_TASK:_ Out of the lines below, please list those that hold the string "this".

_SUPPLIED DATA:_
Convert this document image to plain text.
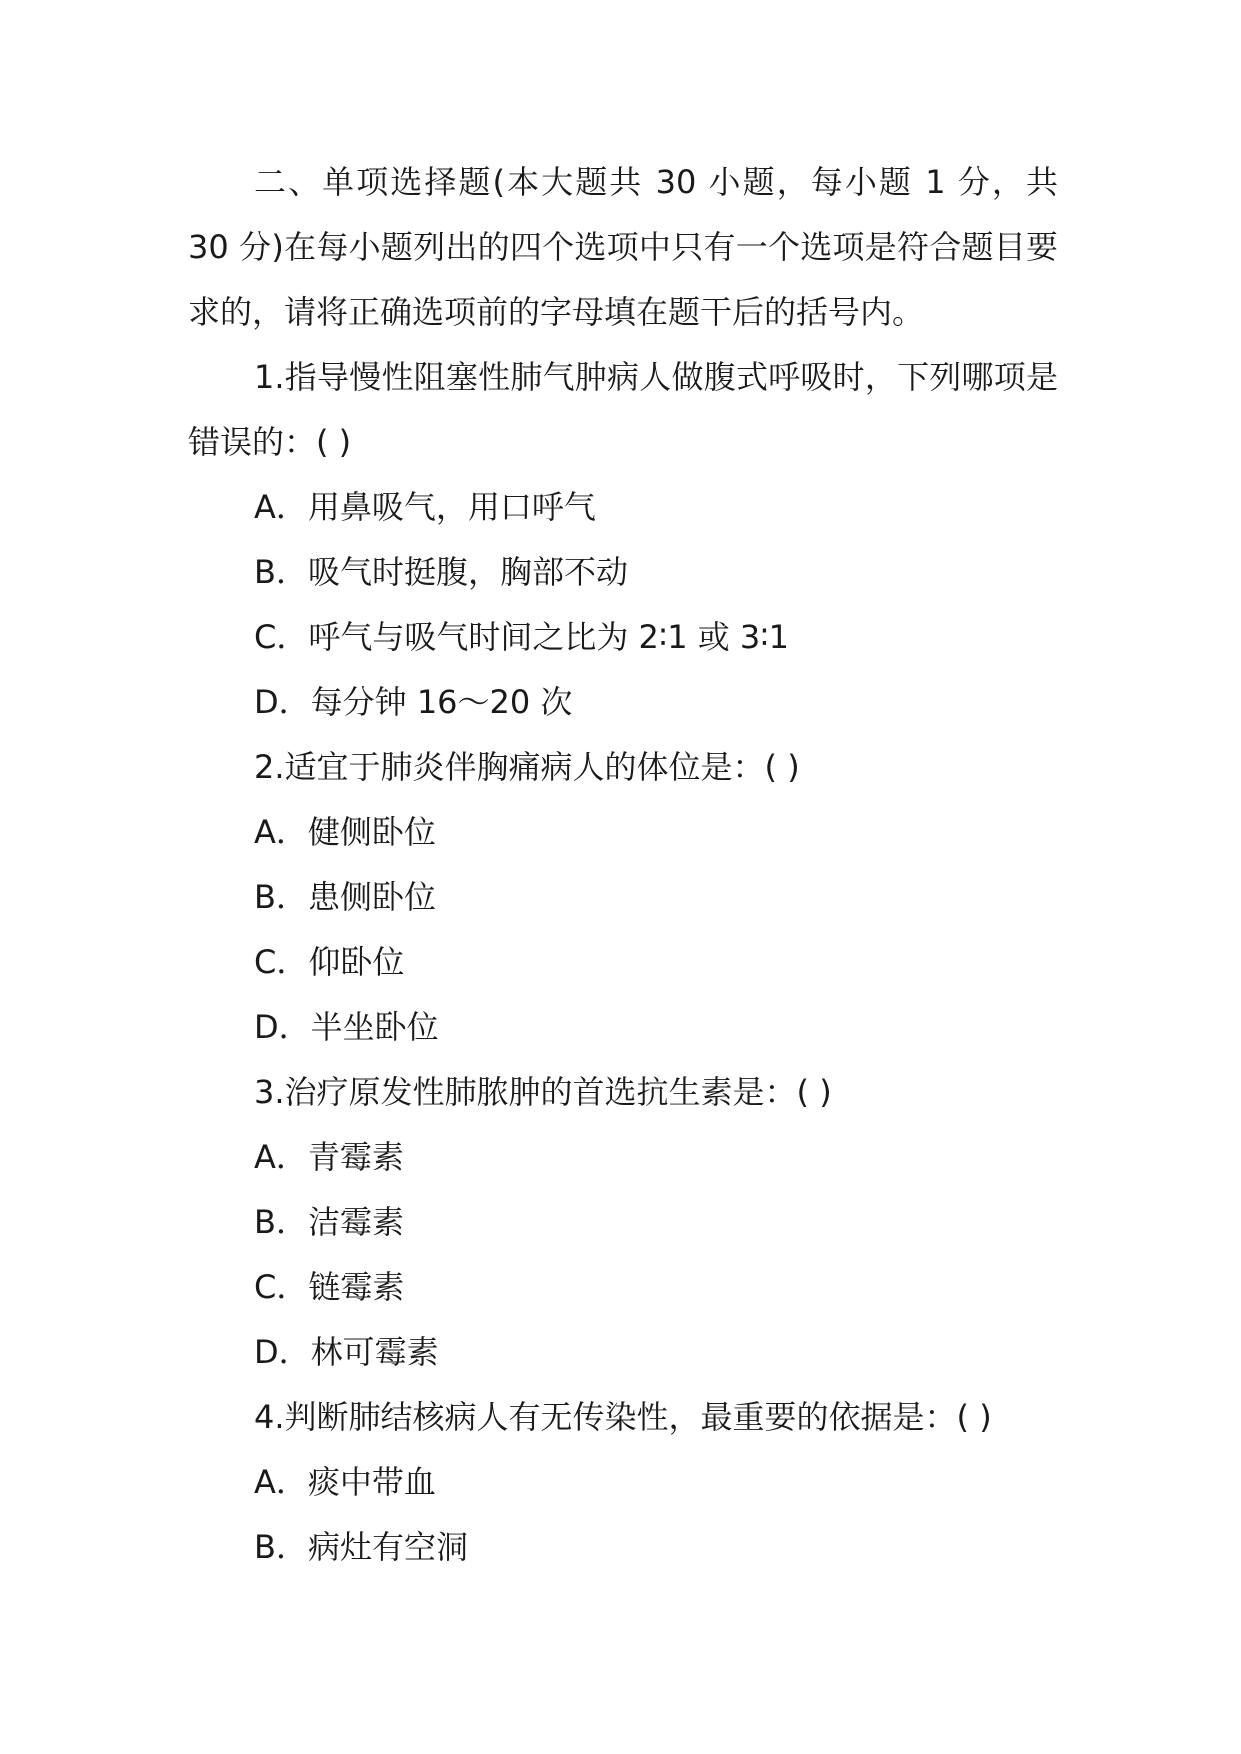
二、单项选择题(本大题共 30 小题，每小题 1 分，共 30 分)在每小题列出的四个选项中只有一个选项是符合题目要求的，请将正确选项前的字母填在题干后的括号内。

1.指导慢性阻塞性肺气肿病人做腹式呼吸时，下列哪项是错误的：( )

A．用鼻吸气，用口呼气
B．吸气时挺腹，胸部不动
C．呼气与吸气时间之比为 2∶1 或 3∶1
D．每分钟 16～20 次
2.适宜于肺炎伴胸痛病人的体位是：( )
A．健侧卧位
B．患侧卧位
C．仰卧位
D．半坐卧位
3.治疗原发性肺脓肿的首选抗生素是：( )
A．青霉素
B．洁霉素
C．链霉素
D．林可霉素
4.判断肺结核病人有无传染性，最重要的依据是：( )
A．痰中带血
B．病灶有空洞
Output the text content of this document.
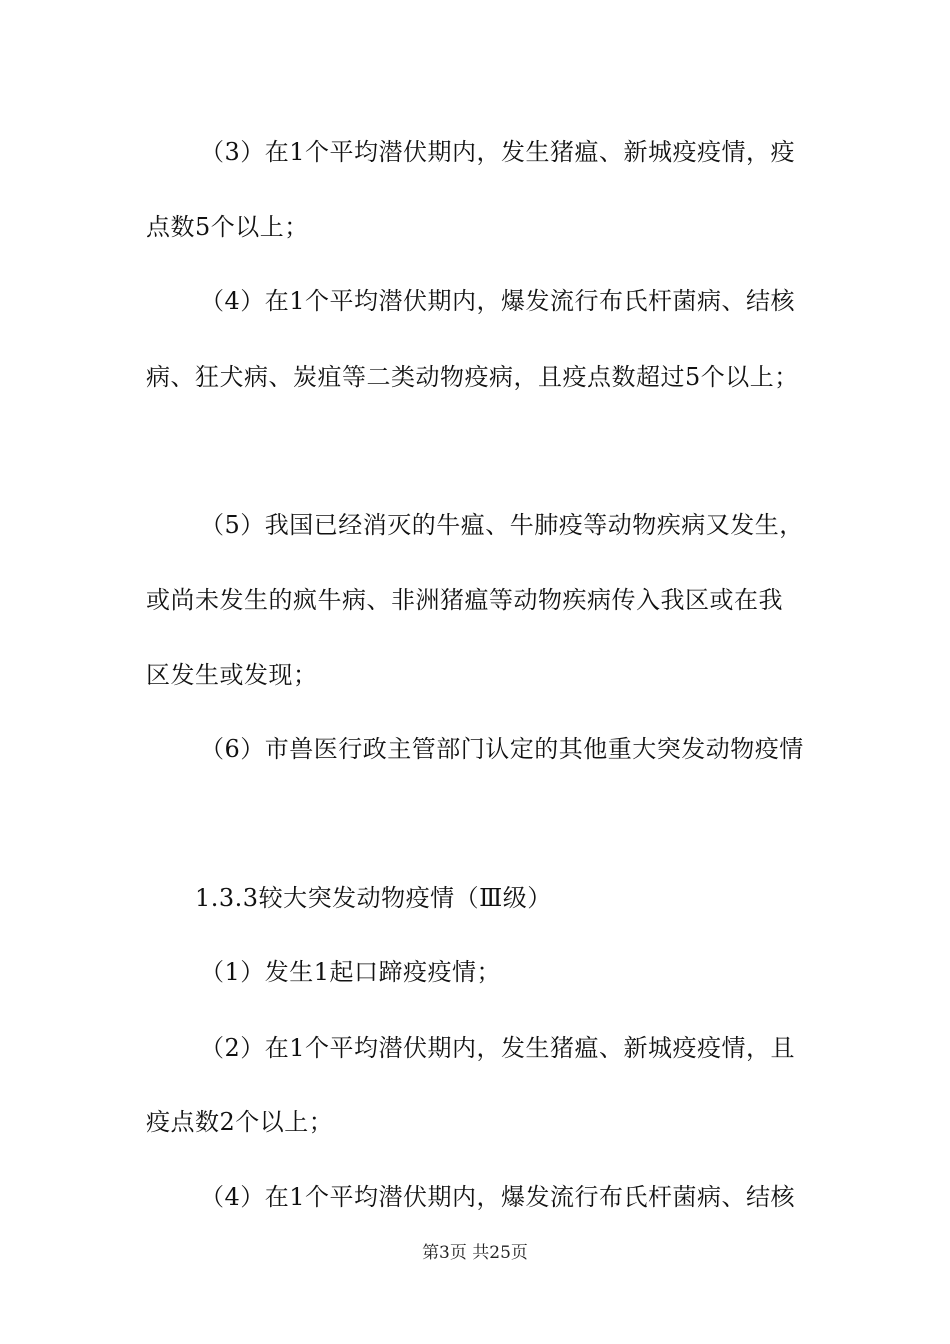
（3）在1个平均潜伏期内，发生猪瘟、新城疫疫情，疫
点数5个以上；
（4）在1个平均潜伏期内，爆发流行布氏杆菌病、结核
病、狂犬病、炭疽等二类动物疫病，且疫点数超过5个以上；
（5）我国已经消灭的牛瘟、牛肺疫等动物疾病又发生，
或尚未发生的疯牛病、非洲猪瘟等动物疾病传入我区或在我
区发生或发现；
（6）市兽医行政主管部门认定的其他重大突发动物疫情
1.3.3较大突发动物疫情（Ⅲ级）
（1）发生1起口蹄疫疫情；
（2）在1个平均潜伏期内，发生猪瘟、新城疫疫情，且
疫点数2个以上；
（4）在1个平均潜伏期内，爆发流行布氏杆菌病、结核
第3页 共25页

_TASK RESULT:_
Convert this document image to plain text.
Output the text content of this document.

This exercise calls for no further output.